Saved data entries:
#####
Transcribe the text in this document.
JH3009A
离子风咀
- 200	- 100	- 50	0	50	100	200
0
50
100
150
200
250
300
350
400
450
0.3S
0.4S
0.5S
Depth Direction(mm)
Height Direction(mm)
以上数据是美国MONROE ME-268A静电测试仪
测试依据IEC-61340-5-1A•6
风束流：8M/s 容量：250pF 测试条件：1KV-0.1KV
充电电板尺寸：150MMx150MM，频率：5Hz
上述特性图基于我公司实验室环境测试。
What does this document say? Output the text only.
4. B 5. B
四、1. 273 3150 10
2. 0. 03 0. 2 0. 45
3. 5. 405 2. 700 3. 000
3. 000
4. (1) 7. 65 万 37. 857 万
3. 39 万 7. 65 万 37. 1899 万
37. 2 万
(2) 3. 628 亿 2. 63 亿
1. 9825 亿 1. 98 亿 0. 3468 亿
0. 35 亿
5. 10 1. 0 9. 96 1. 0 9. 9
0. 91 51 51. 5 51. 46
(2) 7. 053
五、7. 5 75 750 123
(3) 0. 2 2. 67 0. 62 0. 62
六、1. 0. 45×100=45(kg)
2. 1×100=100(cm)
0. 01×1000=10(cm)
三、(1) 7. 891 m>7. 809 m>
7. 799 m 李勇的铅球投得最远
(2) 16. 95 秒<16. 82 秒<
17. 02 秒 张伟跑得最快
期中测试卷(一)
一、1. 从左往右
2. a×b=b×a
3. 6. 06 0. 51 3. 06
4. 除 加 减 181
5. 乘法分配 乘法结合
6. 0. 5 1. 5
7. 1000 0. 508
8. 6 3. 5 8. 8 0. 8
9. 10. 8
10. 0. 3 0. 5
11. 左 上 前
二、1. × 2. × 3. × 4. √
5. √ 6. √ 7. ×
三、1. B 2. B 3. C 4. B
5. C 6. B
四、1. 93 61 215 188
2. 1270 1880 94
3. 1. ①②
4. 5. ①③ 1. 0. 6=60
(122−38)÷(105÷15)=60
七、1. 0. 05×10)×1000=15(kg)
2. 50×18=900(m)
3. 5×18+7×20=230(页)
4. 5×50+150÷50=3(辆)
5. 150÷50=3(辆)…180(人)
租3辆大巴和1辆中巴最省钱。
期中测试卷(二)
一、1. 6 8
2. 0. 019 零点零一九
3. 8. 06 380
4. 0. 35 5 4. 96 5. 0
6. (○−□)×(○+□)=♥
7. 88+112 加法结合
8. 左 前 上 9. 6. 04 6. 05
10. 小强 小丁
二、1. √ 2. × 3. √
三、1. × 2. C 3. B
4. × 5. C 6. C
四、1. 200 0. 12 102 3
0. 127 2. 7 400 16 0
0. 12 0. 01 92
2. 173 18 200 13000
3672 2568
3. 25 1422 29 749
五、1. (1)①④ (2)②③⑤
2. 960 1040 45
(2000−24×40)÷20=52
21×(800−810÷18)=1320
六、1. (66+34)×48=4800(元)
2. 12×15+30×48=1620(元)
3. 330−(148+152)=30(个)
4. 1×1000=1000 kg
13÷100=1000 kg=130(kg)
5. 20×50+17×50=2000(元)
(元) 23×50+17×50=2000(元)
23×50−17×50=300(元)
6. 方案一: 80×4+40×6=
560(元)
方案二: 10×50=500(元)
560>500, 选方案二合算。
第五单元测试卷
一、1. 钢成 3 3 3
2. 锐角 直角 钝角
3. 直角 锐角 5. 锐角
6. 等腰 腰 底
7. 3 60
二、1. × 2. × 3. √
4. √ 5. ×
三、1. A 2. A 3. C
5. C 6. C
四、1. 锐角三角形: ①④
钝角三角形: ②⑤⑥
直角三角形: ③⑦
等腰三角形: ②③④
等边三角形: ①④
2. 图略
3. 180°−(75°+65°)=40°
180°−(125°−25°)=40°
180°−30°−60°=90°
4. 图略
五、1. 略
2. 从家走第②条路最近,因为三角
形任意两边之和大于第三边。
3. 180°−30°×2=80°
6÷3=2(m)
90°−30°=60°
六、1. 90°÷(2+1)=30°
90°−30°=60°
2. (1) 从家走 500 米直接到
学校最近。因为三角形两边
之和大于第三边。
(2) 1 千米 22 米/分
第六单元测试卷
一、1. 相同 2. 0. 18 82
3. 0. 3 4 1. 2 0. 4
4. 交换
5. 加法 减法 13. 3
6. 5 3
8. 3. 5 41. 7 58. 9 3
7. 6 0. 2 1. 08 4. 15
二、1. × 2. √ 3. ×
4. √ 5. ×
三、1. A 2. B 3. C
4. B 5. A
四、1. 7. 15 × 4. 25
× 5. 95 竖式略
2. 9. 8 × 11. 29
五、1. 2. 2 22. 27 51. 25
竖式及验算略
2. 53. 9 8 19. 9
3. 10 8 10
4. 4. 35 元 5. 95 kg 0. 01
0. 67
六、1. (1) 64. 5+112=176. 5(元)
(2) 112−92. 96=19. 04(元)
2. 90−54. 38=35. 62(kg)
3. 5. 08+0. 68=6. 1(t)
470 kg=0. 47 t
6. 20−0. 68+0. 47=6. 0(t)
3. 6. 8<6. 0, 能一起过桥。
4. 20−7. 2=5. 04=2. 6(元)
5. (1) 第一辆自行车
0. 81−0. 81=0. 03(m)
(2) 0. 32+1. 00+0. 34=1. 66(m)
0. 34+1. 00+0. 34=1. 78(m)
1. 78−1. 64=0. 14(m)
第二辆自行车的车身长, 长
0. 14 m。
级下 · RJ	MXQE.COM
#####
Go through the entries above and pull out each line with "this" in it.

Transcribe the text in this document.
What does this document say? Output the text only.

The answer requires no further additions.